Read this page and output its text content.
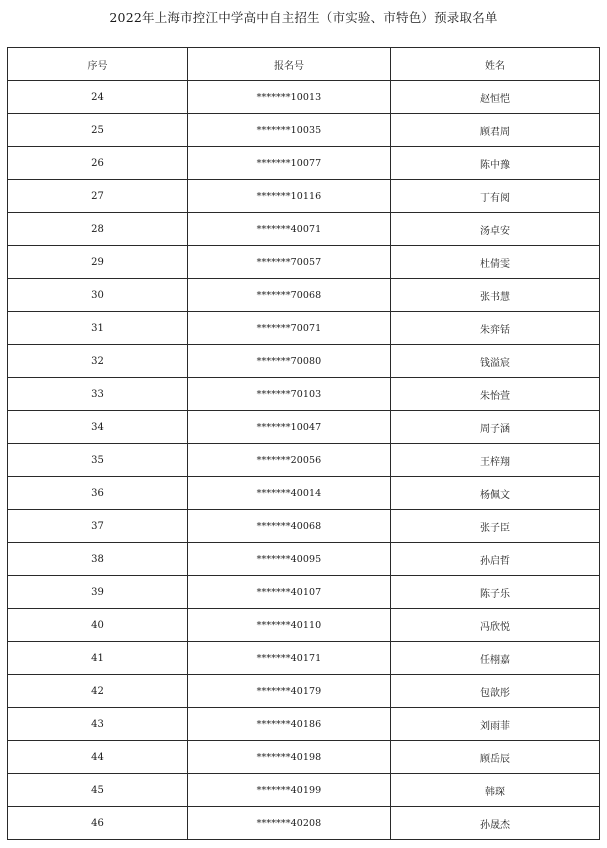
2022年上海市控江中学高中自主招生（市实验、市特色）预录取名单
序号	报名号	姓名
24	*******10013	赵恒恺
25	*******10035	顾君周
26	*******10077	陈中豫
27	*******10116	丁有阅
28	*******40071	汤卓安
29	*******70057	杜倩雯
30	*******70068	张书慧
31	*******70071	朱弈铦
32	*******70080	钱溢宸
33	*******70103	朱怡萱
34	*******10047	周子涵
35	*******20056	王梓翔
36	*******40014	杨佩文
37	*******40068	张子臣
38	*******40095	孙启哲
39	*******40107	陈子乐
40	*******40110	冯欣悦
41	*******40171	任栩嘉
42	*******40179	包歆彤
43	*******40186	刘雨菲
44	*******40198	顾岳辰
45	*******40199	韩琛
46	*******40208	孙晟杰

* * *

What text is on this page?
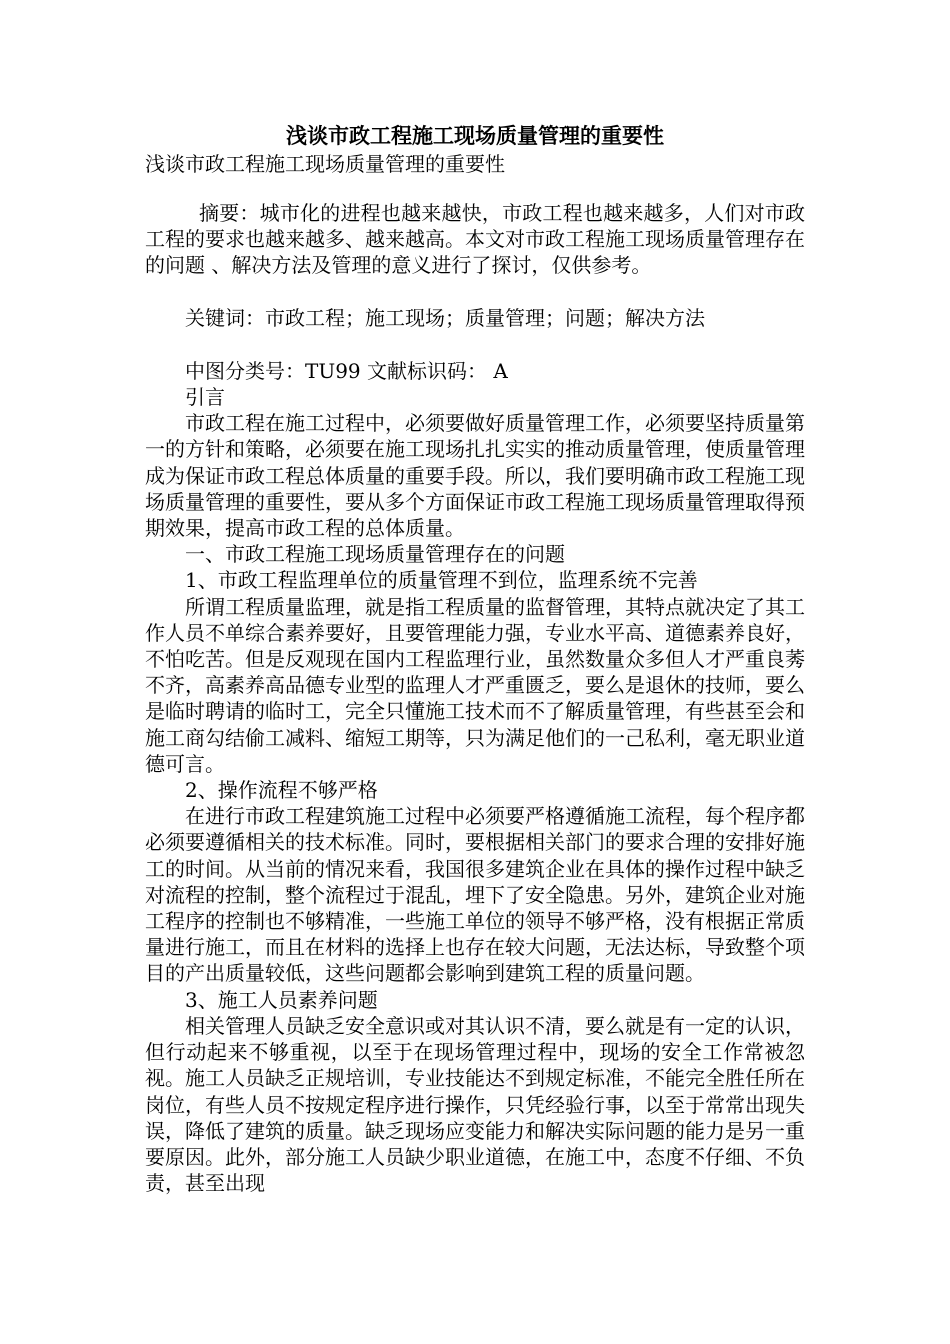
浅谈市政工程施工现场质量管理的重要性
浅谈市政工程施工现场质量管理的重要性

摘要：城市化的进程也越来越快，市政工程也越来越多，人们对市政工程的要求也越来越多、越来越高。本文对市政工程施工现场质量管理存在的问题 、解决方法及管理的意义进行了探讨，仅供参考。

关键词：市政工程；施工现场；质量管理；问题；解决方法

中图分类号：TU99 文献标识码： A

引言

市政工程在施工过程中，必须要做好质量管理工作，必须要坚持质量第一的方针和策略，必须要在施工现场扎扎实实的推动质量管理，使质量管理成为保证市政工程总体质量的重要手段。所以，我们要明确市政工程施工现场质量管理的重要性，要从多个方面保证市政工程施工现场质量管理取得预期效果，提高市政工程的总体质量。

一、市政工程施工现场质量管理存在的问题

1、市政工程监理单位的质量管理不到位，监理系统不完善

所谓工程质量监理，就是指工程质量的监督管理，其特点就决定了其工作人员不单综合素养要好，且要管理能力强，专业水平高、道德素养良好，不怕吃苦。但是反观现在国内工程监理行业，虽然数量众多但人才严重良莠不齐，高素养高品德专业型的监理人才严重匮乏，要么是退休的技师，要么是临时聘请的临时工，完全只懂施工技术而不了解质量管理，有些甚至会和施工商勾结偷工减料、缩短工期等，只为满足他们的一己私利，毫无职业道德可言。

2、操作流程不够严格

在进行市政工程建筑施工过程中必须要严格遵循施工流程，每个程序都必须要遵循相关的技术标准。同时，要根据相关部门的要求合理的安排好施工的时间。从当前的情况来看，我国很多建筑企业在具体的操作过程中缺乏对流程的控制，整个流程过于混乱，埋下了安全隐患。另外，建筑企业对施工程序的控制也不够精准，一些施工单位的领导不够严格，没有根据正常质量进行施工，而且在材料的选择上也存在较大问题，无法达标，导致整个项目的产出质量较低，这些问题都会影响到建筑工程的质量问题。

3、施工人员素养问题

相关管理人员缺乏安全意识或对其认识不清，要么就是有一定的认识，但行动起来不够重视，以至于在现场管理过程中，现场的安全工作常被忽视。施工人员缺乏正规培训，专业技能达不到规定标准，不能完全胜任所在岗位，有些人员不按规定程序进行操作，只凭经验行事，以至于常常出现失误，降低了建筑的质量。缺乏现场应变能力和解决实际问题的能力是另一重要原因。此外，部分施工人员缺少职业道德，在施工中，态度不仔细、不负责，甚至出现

*Written request*
State how many lines hold the word "text". The number is the whole answer.

*Answer to this problem*
2